### EXTRACTED ENTRIES
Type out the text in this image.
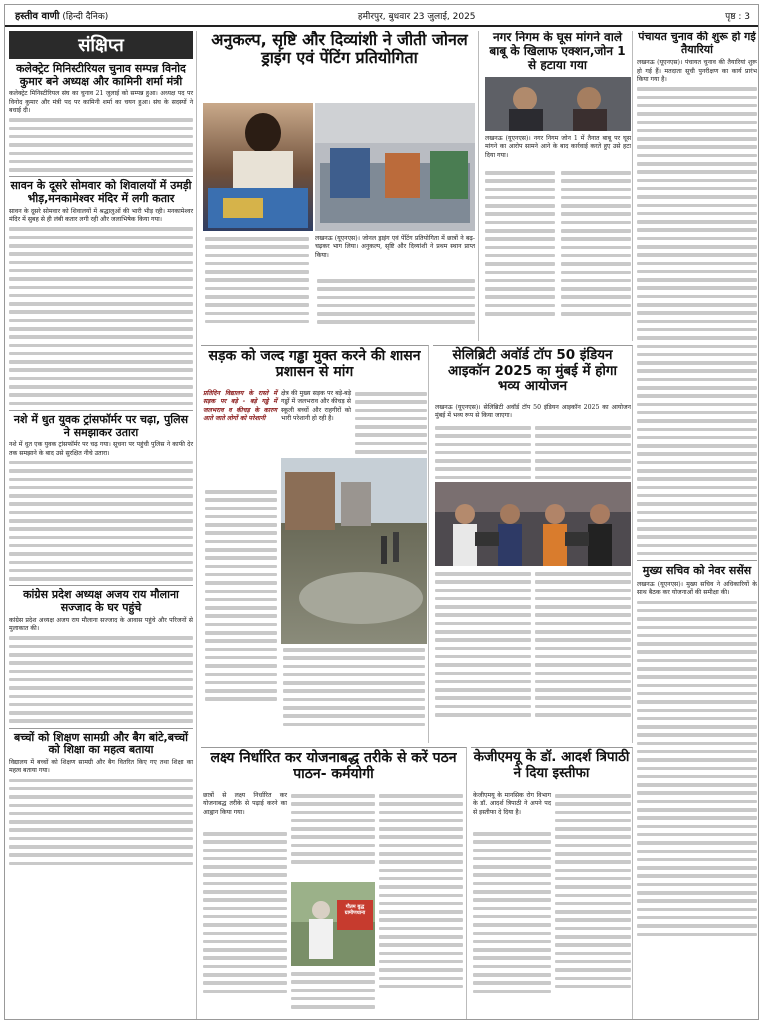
हस्तीव वाणी (हिन्दी दैनिक)	हमीरपुर, बुधवार 23 जुलाई, 2025	पृष्ठ : 3
संक्षिप्त
कलेक्ट्रेट मिनिस्टीरियल चुनाव सम्पन्न विनोद कुमार बने अध्यक्ष और कामिनी शर्मा मंत्री
कलेक्ट्रेट मिनिस्टीरियल संघ का चुनाव 21 जुलाई को सम्पन्न हुआ। अध्यक्ष पद पर विनोद कुमार और मंत्री पद पर कामिनी शर्मा का चयन हुआ। संघ के सदस्यों ने बधाई दी।
सावन के दूसरे सोमवार को शिवालयों में उमड़ी भीड़,मनकामेश्वर मंदिर में लगी कतार
सावन के दूसरे सोमवार को शिवालयों में श्रद्धालुओं की भारी भीड़ रही। मनकामेश्वर मंदिर में सुबह से ही लंबी कतार लगी रही और जलाभिषेक किया गया।
नशे में धुत युवक ट्रांसफॉर्मर पर चढ़ा, पुलिस ने समझाकर उतारा
नशे में धुत एक युवक ट्रांसफॉर्मर पर चढ़ गया। सूचना पर पहुंची पुलिस ने काफी देर तक समझाने के बाद उसे सुरक्षित नीचे उतारा।
कांग्रेस प्रदेश अध्यक्ष अजय राय मौलाना सज्जाद के घर पहुंचे
कांग्रेस प्रदेश अध्यक्ष अजय राय मौलाना सज्जाद के आवास पहुंचे और परिजनों से मुलाकात की।
बच्चों को शिक्षण सामग्री और बैग बांटे,बच्चों को शिक्षा का महत्व बताया
विद्यालय में बच्चों को शिक्षण सामग्री और बैग वितरित किए गए तथा शिक्षा का महत्व बताया गया।
अनुकल्प, सृष्टि और दिव्यांशी ने जीती जोनल ड्राइंग एवं पेंटिंग प्रतियोगिता
लखनऊ (यूएनएस)। जोनल ड्राइंग एवं पेंटिंग प्रतियोगिता में छात्रों ने बढ़-चढ़कर भाग लिया। अनुकल्प, सृष्टि और दिव्यांशी ने प्रथम स्थान प्राप्त किया।
नगर निगम के घूस मांगने वाले बाबू के खिलाफ एक्शन,जोन 1 से हटाया गया
लखनऊ (यूएनएस)। नगर निगम जोन 1 में तैनात बाबू पर घूस मांगने का आरोप सामने आने के बाद कार्रवाई करते हुए उसे हटा दिया गया।
पंचायत चुनाव की शुरू हो गई तैयारियां
लखनऊ (यूएनएस)। पंचायत चुनाव की तैयारियां शुरू हो गई हैं। मतदाता सूची पुनरीक्षण का कार्य प्रारंभ किया गया है।
मुख्य सचिव को नेवर ससेंस
लखनऊ (यूएनएस)। मुख्य सचिव ने अधिकारियों के साथ बैठक कर योजनाओं की समीक्षा की।
सड़क को जल्द गड्ढा मुक्त करने की शासन प्रशासन से मांग
प्रतिदिन विद्यालय के रास्ते में सड़क पर बड़े - बड़े गड्ढे में जलभराव व कीचड़ के कारण आते जाते लोगों को परेशानी
क्षेत्र की मुख्य सड़क पर बड़े-बड़े गड्ढों में जलभराव और कीचड़ से स्कूली बच्चों और राहगीरों को भारी परेशानी हो रही है।
सेलिब्रिटी अवॉर्ड टॉप 50 इंडियन आइकॉन 2025 का मुंबई में होगा भव्य आयोजन
लखनऊ (यूएनएस)। सेलिब्रिटी अवॉर्ड टॉप 50 इंडियन आइकॉन 2025 का आयोजन मुंबई में भव्य रूप से किया जाएगा।
लक्ष्य निर्धारित कर योजनाबद्ध तरीके से करें पठन पाठन- कर्मयोगी
छात्रों से लक्ष्य निर्धारित कर योजनाबद्ध तरीके से पढ़ाई करने का आह्वान किया गया।
गौतम बुद्ध ग्रामीणधाना
केजीएमयू के डॉ. आदर्श त्रिपाठी ने दिया इस्तीफा
केजीएमयू के मानसिक रोग विभाग के डॉ. आदर्श त्रिपाठी ने अपने पद से इस्तीफा दे दिया है।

### EXERCISE INSTRUCTIONS
All of the material above needs to be restated exactly, with no pictures.

### TASK OUTPUT
Type out the text in this image.
हस्तीव वाणी (हिन्दी दैनिक)	हमीरपुर, बुधवार 23 जुलाई, 2025	पृष्ठ : 3
संक्षिप्त
कलेक्ट्रेट मिनिस्टीरियल चुनाव सम्पन्न विनोद कुमार बने अध्यक्ष और कामिनी शर्मा मंत्री
कलेक्ट्रेट मिनिस्टीरियल संघ का चुनाव 21 जुलाई को सम्पन्न हुआ। अध्यक्ष पद पर विनोद कुमार और मंत्री पद पर कामिनी शर्मा का चयन हुआ। संघ के सदस्यों ने बधाई दी।
सावन के दूसरे सोमवार को शिवालयों में उमड़ी भीड़,मनकामेश्वर मंदिर में लगी कतार
सावन के दूसरे सोमवार को शिवालयों में श्रद्धालुओं की भारी भीड़ रही। मनकामेश्वर मंदिर में सुबह से ही लंबी कतार लगी रही और जलाभिषेक किया गया।
नशे में धुत युवक ट्रांसफॉर्मर पर चढ़ा, पुलिस ने समझाकर उतारा
नशे में धुत एक युवक ट्रांसफॉर्मर पर चढ़ गया। सूचना पर पहुंची पुलिस ने काफी देर तक समझाने के बाद उसे सुरक्षित नीचे उतारा।
कांग्रेस प्रदेश अध्यक्ष अजय राय मौलाना सज्जाद के घर पहुंचे
कांग्रेस प्रदेश अध्यक्ष अजय राय मौलाना सज्जाद के आवास पहुंचे और परिजनों से मुलाकात की।
बच्चों को शिक्षण सामग्री और बैग बांटे,बच्चों को शिक्षा का महत्व बताया
विद्यालय में बच्चों को शिक्षण सामग्री और बैग वितरित किए गए तथा शिक्षा का महत्व बताया गया।
अनुकल्प, सृष्टि और दिव्यांशी ने जीती जोनल ड्राइंग एवं पेंटिंग प्रतियोगिता
लखनऊ (यूएनएस)। जोनल ड्राइंग एवं पेंटिंग प्रतियोगिता में छात्रों ने बढ़-चढ़कर भाग लिया। अनुकल्प, सृष्टि और दिव्यांशी ने प्रथम स्थान प्राप्त किया।
नगर निगम के घूस मांगने वाले बाबू के खिलाफ एक्शन,जोन 1 से हटाया गया
लखनऊ (यूएनएस)। नगर निगम जोन 1 में तैनात बाबू पर घूस मांगने का आरोप सामने आने के बाद कार्रवाई करते हुए उसे हटा दिया गया।
पंचायत चुनाव की शुरू हो गई तैयारियां
लखनऊ (यूएनएस)। पंचायत चुनाव की तैयारियां शुरू हो गई हैं। मतदाता सूची पुनरीक्षण का कार्य प्रारंभ किया गया है।
मुख्य सचिव को नेवर ससेंस
लखनऊ (यूएनएस)। मुख्य सचिव ने अधिकारियों के साथ बैठक कर योजनाओं की समीक्षा की।
सड़क को जल्द गड्ढा मुक्त करने की शासन प्रशासन से मांग
प्रतिदिन विद्यालय के रास्ते में सड़क पर बड़े - बड़े गड्ढे में जलभराव व कीचड़ के कारण आते जाते लोगों को परेशानी
क्षेत्र की मुख्य सड़क पर बड़े-बड़े गड्ढों में जलभराव और कीचड़ से स्कूली बच्चों और राहगीरों को भारी परेशानी हो रही है।
सेलिब्रिटी अवॉर्ड टॉप 50 इंडियन आइकॉन 2025 का मुंबई में होगा भव्य आयोजन
लखनऊ (यूएनएस)। सेलिब्रिटी अवॉर्ड टॉप 50 इंडियन आइकॉन 2025 का आयोजन मुंबई में भव्य रूप से किया जाएगा।
लक्ष्य निर्धारित कर योजनाबद्ध तरीके से करें पठन पाठन- कर्मयोगी
छात्रों से लक्ष्य निर्धारित कर योजनाबद्ध तरीके से पढ़ाई करने का आह्वान किया गया।
गौतम बुद्ध ग्रामीणधाना
केजीएमयू के डॉ. आदर्श त्रिपाठी ने दिया इस्तीफा
केजीएमयू के मानसिक रोग विभाग के डॉ. आदर्श त्रिपाठी ने अपने पद से इस्तीफा दे दिया है।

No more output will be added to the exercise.